(TASK DIRECTIONS) Check each line of the records below and collect those that include the word "text".

#### RECORD EXCERPTS

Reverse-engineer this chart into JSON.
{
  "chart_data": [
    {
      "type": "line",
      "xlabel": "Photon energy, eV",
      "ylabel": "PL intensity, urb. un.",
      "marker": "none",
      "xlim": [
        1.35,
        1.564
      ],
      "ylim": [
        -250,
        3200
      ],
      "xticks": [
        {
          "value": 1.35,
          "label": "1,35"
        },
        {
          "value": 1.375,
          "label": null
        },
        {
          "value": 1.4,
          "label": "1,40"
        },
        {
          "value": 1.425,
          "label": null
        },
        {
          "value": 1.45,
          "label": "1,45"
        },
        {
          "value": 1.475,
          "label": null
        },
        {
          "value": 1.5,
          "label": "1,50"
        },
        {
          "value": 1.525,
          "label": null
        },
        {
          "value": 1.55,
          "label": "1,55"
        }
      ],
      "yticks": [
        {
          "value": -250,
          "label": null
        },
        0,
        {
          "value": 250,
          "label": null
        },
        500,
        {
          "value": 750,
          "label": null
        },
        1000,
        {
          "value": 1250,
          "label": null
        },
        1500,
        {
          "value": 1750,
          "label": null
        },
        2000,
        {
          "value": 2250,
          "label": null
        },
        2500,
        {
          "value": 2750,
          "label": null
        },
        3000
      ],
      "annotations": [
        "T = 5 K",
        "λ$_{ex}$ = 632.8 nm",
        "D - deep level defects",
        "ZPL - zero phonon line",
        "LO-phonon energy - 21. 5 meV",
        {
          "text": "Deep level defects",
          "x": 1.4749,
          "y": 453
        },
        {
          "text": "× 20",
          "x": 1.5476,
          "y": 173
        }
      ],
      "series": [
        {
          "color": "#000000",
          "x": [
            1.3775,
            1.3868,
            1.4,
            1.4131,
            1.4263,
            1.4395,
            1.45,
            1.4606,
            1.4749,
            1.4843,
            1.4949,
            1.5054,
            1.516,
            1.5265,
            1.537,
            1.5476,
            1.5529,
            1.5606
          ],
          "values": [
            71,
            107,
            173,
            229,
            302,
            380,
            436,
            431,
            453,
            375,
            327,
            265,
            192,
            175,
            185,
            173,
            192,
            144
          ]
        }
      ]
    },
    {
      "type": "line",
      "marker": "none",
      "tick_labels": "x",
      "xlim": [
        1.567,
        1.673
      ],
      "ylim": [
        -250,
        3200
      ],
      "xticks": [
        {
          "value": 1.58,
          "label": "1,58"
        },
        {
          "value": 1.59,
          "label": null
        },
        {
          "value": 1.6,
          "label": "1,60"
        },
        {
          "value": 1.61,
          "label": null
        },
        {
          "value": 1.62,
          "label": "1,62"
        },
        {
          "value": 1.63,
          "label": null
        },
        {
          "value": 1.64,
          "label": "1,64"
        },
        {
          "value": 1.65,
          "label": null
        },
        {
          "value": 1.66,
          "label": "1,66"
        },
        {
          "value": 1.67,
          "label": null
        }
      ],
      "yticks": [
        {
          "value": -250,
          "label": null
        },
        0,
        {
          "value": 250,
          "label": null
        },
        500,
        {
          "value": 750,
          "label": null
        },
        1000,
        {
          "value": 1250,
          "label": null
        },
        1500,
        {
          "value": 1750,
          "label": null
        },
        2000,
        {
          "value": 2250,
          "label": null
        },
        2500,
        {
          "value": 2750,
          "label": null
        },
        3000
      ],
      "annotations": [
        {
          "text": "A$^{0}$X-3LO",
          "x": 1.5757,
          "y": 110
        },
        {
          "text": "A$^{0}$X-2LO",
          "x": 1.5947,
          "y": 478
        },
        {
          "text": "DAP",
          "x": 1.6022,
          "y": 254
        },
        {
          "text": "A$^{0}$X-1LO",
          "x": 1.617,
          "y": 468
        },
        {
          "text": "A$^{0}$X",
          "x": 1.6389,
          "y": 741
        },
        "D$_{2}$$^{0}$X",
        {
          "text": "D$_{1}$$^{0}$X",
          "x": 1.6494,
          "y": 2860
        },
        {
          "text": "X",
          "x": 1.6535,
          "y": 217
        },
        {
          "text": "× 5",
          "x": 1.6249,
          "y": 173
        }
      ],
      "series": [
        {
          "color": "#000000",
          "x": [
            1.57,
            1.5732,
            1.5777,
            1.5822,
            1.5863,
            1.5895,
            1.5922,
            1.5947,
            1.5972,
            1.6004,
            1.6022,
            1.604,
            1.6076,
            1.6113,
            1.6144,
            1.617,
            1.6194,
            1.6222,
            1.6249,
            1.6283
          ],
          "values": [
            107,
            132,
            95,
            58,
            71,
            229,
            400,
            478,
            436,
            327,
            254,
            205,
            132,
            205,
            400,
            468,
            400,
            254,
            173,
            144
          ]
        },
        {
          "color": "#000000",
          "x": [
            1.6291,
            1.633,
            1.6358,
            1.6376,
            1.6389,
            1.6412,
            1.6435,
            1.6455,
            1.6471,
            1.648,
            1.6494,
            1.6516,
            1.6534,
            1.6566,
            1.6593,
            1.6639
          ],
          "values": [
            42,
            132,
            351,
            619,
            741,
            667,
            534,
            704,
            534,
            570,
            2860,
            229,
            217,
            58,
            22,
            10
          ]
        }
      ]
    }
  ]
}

########
#### RECORD EXCERPTS

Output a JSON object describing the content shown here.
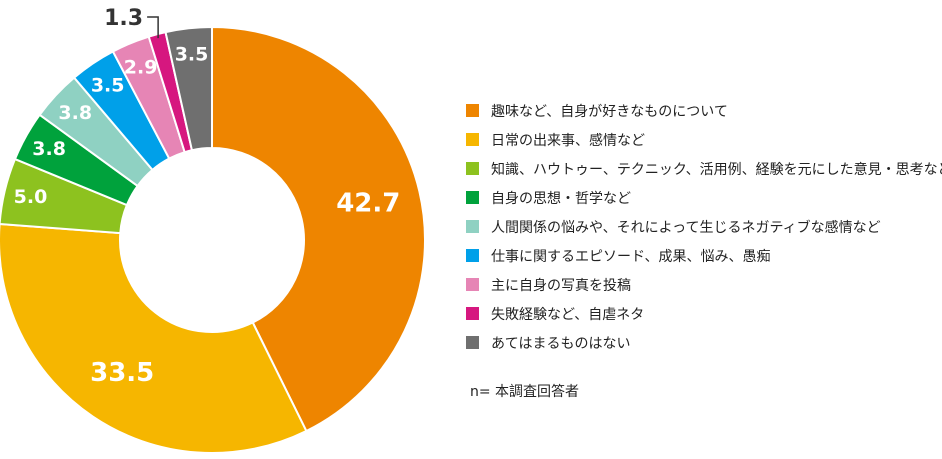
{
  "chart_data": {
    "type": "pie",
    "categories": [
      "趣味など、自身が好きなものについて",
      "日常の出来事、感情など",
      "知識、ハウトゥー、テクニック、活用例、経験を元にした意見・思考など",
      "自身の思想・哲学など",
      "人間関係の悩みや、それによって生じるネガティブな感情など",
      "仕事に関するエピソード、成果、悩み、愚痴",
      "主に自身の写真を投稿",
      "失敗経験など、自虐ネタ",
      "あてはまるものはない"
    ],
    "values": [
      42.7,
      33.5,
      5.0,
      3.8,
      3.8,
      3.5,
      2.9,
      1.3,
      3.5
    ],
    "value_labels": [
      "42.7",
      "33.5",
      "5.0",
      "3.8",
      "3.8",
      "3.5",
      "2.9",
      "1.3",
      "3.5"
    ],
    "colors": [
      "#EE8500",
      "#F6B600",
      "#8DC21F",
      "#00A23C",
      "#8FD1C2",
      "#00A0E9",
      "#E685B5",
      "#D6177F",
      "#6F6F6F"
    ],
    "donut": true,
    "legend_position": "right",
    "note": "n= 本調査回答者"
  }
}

########

(COMPLETED EXERCISE)
          "text": "Deep level defects",
          "text": "× 20",
          "text": "A$^{0}$X-3LO",
          "text": "A$^{0}$X-2LO",
          "text": "DAP",
          "text": "A$^{0}$X-1LO",
          "text": "A$^{0}$X",
          "text": "D$_{1}$$^{0}$X",
          "text": "X",
          "text": "× 5",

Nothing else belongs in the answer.